Given problem:
Pull each line holding "efficitur" out of the entries below.

(Data entries)
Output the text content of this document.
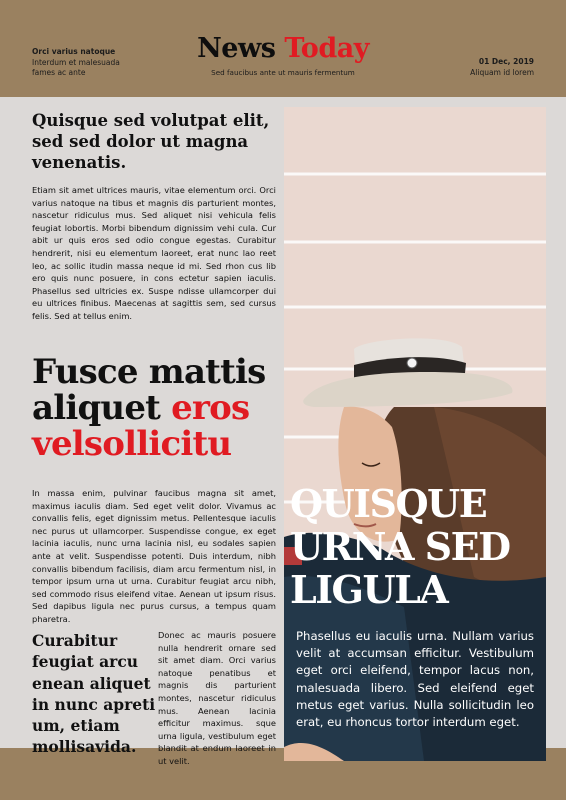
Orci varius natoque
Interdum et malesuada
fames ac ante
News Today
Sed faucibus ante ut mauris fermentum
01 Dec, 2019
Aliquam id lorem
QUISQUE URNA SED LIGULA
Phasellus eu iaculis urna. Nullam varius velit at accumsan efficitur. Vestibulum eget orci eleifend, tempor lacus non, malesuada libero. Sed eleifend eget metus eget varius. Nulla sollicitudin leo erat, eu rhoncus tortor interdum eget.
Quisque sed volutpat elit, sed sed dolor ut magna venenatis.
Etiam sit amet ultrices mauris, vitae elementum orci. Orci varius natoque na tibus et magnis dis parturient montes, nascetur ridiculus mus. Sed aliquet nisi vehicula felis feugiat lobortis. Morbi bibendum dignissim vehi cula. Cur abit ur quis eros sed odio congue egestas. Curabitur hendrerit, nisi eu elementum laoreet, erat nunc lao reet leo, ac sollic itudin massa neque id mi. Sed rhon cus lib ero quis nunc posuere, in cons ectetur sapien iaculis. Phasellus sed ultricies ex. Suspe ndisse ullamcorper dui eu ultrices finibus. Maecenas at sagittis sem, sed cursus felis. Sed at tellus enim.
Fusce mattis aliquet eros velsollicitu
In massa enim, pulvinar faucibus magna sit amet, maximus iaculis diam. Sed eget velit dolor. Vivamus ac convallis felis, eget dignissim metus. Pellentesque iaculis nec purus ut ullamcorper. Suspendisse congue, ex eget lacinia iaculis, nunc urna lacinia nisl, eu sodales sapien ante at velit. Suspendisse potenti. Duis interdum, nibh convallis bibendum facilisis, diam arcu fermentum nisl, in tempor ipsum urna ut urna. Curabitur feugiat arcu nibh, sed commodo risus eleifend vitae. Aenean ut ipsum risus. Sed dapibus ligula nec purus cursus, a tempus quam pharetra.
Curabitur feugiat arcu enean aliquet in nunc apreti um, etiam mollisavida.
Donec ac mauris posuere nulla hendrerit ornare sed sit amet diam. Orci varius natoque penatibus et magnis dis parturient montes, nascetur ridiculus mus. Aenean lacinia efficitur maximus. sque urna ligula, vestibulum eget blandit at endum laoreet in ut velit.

==

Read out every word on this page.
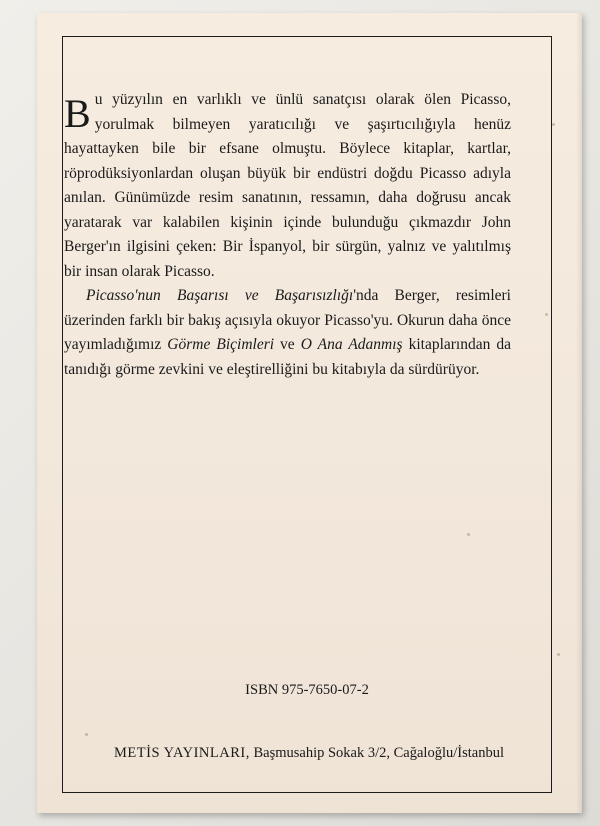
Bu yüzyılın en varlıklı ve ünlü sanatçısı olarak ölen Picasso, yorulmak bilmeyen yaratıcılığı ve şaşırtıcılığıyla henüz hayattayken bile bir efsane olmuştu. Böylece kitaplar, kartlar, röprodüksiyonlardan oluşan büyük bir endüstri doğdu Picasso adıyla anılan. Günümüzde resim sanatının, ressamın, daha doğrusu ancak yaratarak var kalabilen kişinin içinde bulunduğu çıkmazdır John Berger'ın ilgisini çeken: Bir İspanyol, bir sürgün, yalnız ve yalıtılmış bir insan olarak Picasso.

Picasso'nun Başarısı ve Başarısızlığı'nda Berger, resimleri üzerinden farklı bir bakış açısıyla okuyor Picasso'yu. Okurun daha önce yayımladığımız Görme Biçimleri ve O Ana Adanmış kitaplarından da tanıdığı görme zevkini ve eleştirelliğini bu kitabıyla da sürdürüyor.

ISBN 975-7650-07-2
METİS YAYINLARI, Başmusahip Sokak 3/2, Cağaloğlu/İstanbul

Written answer:
Phasellus eu iaculis urna. Nullam varius velit at accumsan efficitur. Vestibulum eget orci eleifend, tempor lacus non, malesuada libero. Sed eleifend eget metus eget varius. Nulla sollicitudin leo erat, eu rhoncus tortor interdum eget.
Donec ac mauris posuere nulla hendrerit ornare sed sit amet diam. Orci varius natoque penatibus et magnis dis parturient montes, nascetur ridiculus mus. Aenean lacinia efficitur maximus. sque urna ligula, vestibulum eget blandit at endum laoreet in ut velit.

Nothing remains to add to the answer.